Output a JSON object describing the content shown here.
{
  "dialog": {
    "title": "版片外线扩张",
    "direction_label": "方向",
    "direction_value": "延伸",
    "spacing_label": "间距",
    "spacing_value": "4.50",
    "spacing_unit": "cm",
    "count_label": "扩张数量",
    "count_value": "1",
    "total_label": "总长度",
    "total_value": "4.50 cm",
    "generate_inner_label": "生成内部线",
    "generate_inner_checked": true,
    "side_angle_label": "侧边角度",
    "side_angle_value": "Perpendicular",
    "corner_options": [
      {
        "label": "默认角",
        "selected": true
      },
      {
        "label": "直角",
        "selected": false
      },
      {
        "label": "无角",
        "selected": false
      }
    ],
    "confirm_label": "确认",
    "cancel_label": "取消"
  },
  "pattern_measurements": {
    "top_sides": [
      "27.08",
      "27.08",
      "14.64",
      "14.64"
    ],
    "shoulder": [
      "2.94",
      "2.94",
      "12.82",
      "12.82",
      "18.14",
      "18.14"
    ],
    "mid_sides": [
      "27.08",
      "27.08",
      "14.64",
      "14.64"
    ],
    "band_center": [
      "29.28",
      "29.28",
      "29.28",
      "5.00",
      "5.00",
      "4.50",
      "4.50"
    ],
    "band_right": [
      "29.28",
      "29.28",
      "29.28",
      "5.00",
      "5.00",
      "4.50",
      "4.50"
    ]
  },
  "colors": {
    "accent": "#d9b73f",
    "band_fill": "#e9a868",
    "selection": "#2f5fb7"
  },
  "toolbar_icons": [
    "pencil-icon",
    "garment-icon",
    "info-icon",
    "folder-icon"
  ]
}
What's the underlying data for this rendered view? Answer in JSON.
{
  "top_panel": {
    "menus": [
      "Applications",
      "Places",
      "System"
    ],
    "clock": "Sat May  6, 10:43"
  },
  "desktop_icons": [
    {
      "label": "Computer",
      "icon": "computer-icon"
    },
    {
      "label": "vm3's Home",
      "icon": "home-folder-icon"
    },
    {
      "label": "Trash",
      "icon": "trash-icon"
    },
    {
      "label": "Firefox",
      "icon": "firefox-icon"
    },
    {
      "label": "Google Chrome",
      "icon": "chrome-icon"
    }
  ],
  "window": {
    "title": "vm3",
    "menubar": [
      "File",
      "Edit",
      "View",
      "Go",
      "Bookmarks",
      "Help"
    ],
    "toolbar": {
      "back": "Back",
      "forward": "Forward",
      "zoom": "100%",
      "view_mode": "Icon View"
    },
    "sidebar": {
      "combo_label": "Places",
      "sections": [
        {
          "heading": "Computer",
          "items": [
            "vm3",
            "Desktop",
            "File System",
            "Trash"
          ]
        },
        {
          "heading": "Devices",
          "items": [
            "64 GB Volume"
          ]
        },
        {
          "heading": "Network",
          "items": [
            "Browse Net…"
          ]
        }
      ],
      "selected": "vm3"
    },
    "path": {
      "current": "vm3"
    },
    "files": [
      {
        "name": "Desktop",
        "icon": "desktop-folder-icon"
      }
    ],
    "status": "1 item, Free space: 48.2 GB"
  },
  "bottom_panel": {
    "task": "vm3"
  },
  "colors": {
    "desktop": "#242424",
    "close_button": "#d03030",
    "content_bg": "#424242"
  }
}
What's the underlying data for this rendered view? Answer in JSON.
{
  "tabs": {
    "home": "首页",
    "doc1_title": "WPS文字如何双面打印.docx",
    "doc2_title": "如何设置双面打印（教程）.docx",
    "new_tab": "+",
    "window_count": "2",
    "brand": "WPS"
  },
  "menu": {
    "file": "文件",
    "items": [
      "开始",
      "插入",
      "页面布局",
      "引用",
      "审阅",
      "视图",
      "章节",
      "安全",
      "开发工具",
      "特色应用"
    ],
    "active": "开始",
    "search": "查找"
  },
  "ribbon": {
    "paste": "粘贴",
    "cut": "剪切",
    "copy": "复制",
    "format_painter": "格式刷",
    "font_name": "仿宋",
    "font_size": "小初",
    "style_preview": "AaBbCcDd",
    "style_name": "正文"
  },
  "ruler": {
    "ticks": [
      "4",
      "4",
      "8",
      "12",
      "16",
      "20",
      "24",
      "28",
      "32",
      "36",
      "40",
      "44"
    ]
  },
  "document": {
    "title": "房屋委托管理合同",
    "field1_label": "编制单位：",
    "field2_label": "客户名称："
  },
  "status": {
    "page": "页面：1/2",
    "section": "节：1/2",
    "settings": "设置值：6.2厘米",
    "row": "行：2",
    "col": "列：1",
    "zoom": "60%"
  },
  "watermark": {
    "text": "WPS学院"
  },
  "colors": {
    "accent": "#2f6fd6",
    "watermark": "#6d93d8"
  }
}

**********

### Your task
Return the entries in full, keeping every line exactly as it is.

### Result for this exercise
Output a JSON object describing the content shown here.
{
  "dialog": {
    "title": "版片外线扩张",
    "direction_label": "方向",
    "direction_value": "延伸",
    "spacing_label": "间距",
    "spacing_value": "4.50",
    "spacing_unit": "cm",
    "count_label": "扩张数量",
    "count_value": "1",
    "total_label": "总长度",
    "total_value": "4.50 cm",
    "generate_inner_label": "生成内部线",
    "generate_inner_checked": true,
    "side_angle_label": "侧边角度",
    "side_angle_value": "Perpendicular",
    "corner_options": [
      {
        "label": "默认角",
        "selected": true
      },
      {
        "label": "直角",
        "selected": false
      },
      {
        "label": "无角",
        "selected": false
      }
    ],
    "confirm_label": "确认",
    "cancel_label": "取消"
  },
  "pattern_measurements": {
    "top_sides": [
      "27.08",
      "27.08",
      "14.64",
      "14.64"
    ],
    "shoulder": [
      "2.94",
      "2.94",
      "12.82",
      "12.82",
      "18.14",
      "18.14"
    ],
    "mid_sides": [
      "27.08",
      "27.08",
      "14.64",
      "14.64"
    ],
    "band_center": [
      "29.28",
      "29.28",
      "29.28",
      "5.00",
      "5.00",
      "4.50",
      "4.50"
    ],
    "band_right": [
      "29.28",
      "29.28",
      "29.28",
      "5.00",
      "5.00",
      "4.50",
      "4.50"
    ]
  },
  "colors": {
    "accent": "#d9b73f",
    "band_fill": "#e9a868",
    "selection": "#2f5fb7"
  },
  "toolbar_icons": [
    "pencil-icon",
    "garment-icon",
    "info-icon",
    "folder-icon"
  ]
}
What's the underlying data for this rendered view? Answer in JSON.
{
  "top_panel": {
    "menus": [
      "Applications",
      "Places",
      "System"
    ],
    "clock": "Sat May  6, 10:43"
  },
  "desktop_icons": [
    {
      "label": "Computer",
      "icon": "computer-icon"
    },
    {
      "label": "vm3's Home",
      "icon": "home-folder-icon"
    },
    {
      "label": "Trash",
      "icon": "trash-icon"
    },
    {
      "label": "Firefox",
      "icon": "firefox-icon"
    },
    {
      "label": "Google Chrome",
      "icon": "chrome-icon"
    }
  ],
  "window": {
    "title": "vm3",
    "menubar": [
      "File",
      "Edit",
      "View",
      "Go",
      "Bookmarks",
      "Help"
    ],
    "toolbar": {
      "back": "Back",
      "forward": "Forward",
      "zoom": "100%",
      "view_mode": "Icon View"
    },
    "sidebar": {
      "combo_label": "Places",
      "sections": [
        {
          "heading": "Computer",
          "items": [
            "vm3",
            "Desktop",
            "File System",
            "Trash"
          ]
        },
        {
          "heading": "Devices",
          "items": [
            "64 GB Volume"
          ]
        },
        {
          "heading": "Network",
          "items": [
            "Browse Net…"
          ]
        }
      ],
      "selected": "vm3"
    },
    "path": {
      "current": "vm3"
    },
    "files": [
      {
        "name": "Desktop",
        "icon": "desktop-folder-icon"
      }
    ],
    "status": "1 item, Free space: 48.2 GB"
  },
  "bottom_panel": {
    "task": "vm3"
  },
  "colors": {
    "desktop": "#242424",
    "close_button": "#d03030",
    "content_bg": "#424242"
  }
}
What's the underlying data for this rendered view? Answer in JSON.
{
  "tabs": {
    "home": "首页",
    "doc1_title": "WPS文字如何双面打印.docx",
    "doc2_title": "如何设置双面打印（教程）.docx",
    "new_tab": "+",
    "window_count": "2",
    "brand": "WPS"
  },
  "menu": {
    "file": "文件",
    "items": [
      "开始",
      "插入",
      "页面布局",
      "引用",
      "审阅",
      "视图",
      "章节",
      "安全",
      "开发工具",
      "特色应用"
    ],
    "active": "开始",
    "search": "查找"
  },
  "ribbon": {
    "paste": "粘贴",
    "cut": "剪切",
    "copy": "复制",
    "format_painter": "格式刷",
    "font_name": "仿宋",
    "font_size": "小初",
    "style_preview": "AaBbCcDd",
    "style_name": "正文"
  },
  "ruler": {
    "ticks": [
      "4",
      "4",
      "8",
      "12",
      "16",
      "20",
      "24",
      "28",
      "32",
      "36",
      "40",
      "44"
    ]
  },
  "document": {
    "title": "房屋委托管理合同",
    "field1_label": "编制单位：",
    "field2_label": "客户名称："
  },
  "status": {
    "page": "页面：1/2",
    "section": "节：1/2",
    "settings": "设置值：6.2厘米",
    "row": "行：2",
    "col": "列：1",
    "zoom": "60%"
  },
  "watermark": {
    "text": "WPS学院"
  },
  "colors": {
    "accent": "#2f6fd6",
    "watermark": "#6d93d8"
  }
}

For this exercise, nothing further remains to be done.